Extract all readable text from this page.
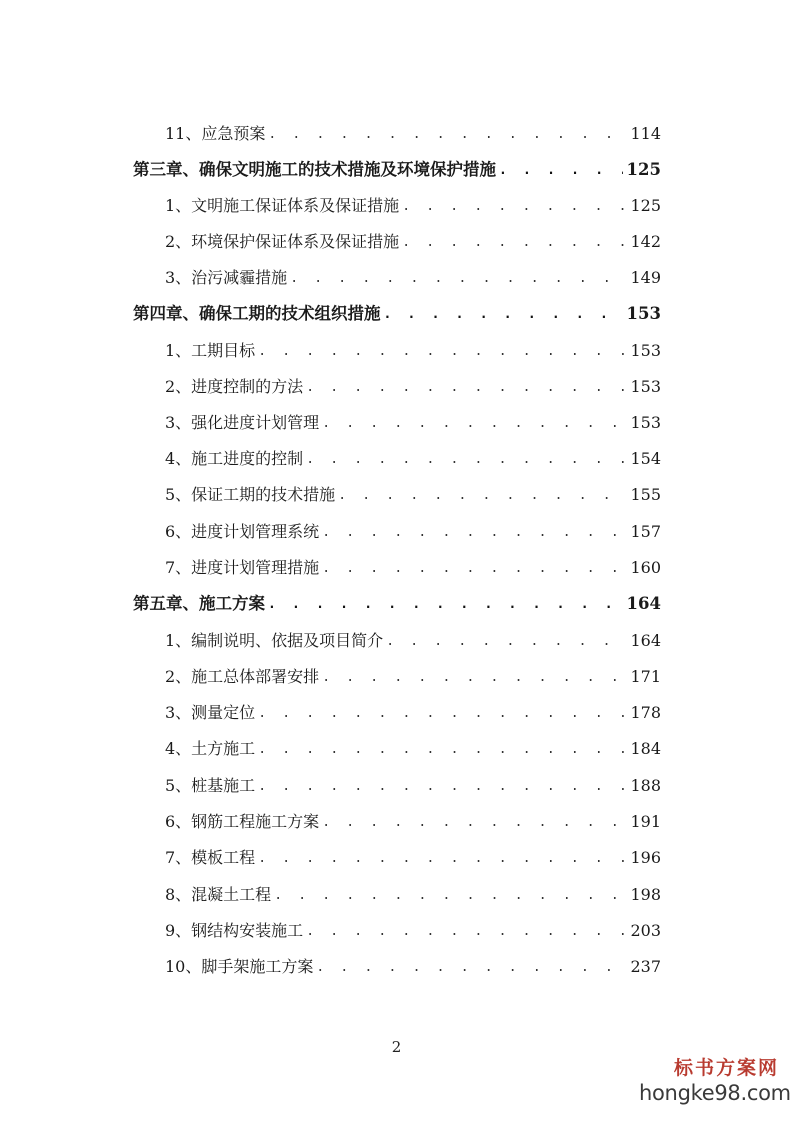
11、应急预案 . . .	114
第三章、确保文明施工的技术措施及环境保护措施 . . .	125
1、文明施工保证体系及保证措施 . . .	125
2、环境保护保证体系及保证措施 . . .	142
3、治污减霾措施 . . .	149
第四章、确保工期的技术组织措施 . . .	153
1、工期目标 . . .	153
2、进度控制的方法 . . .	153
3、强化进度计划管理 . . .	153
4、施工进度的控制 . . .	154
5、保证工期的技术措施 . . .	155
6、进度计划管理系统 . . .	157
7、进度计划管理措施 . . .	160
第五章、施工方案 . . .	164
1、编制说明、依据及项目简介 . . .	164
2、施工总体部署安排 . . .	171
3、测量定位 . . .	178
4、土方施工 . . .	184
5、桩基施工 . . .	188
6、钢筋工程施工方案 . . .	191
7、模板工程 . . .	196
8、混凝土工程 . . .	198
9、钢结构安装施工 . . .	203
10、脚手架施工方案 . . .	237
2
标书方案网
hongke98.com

::::

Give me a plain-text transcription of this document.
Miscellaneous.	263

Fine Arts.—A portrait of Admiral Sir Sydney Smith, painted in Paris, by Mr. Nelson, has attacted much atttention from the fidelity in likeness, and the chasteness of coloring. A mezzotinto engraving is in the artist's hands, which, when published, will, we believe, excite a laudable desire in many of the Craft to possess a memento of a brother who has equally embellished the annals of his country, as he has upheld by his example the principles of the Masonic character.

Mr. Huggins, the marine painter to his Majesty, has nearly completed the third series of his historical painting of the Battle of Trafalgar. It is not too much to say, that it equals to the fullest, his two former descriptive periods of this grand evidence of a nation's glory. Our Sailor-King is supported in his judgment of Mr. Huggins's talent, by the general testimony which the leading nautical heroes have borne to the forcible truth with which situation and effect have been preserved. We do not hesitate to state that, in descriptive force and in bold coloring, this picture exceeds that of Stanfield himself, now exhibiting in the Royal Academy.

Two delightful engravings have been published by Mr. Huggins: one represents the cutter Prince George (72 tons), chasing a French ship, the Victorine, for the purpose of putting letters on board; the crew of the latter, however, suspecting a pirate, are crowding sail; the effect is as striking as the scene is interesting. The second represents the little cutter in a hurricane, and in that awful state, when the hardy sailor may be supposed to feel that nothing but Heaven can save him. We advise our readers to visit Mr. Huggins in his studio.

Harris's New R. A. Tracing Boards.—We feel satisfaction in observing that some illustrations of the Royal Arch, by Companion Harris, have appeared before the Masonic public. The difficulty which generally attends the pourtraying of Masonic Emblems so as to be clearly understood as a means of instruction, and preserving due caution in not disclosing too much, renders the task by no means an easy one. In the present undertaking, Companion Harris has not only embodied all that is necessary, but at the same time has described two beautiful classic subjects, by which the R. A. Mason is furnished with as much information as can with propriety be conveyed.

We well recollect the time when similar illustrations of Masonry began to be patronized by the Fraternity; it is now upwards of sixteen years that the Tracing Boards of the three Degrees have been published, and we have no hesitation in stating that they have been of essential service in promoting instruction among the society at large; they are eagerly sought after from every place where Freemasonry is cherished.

::::

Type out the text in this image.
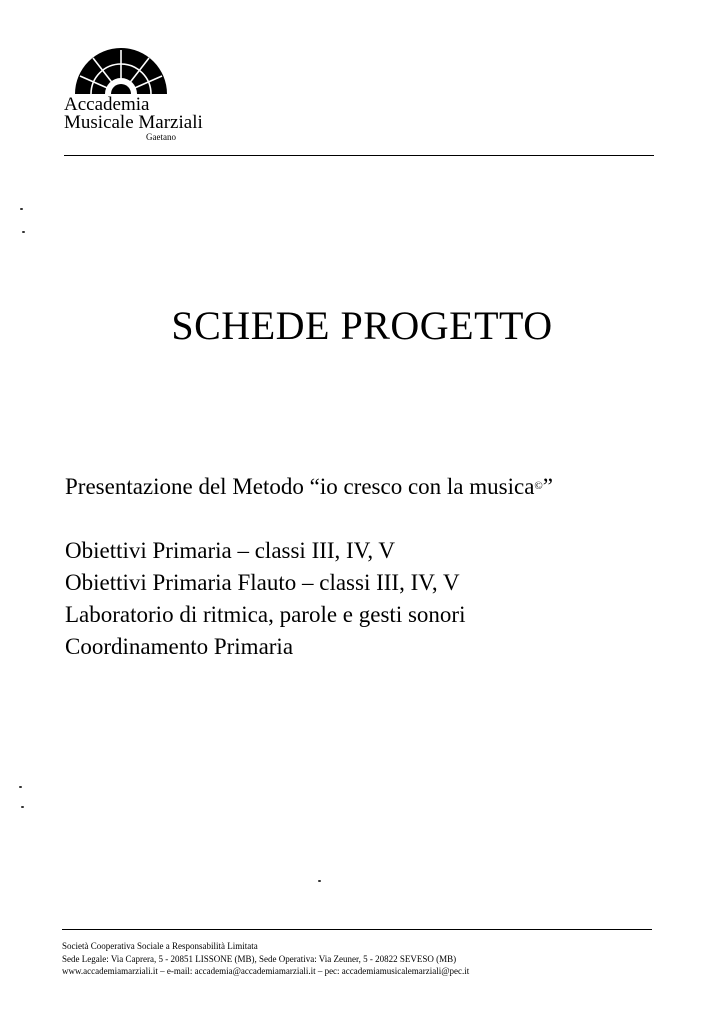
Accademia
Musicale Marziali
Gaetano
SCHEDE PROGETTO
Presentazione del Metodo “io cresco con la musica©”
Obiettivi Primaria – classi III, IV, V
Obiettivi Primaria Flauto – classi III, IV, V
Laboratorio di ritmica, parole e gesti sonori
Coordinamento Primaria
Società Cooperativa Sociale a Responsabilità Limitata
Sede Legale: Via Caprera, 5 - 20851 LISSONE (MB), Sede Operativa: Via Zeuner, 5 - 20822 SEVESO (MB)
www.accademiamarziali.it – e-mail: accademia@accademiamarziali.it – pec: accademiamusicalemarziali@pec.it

::::

■ Aim of the task ■
Search the material above for "Obiettivi". Pull out each line where it shows up.

■ Answer to the exercise ■
Obiettivi Primaria – classi III, IV, V
Obiettivi Primaria Flauto – classi III, IV, V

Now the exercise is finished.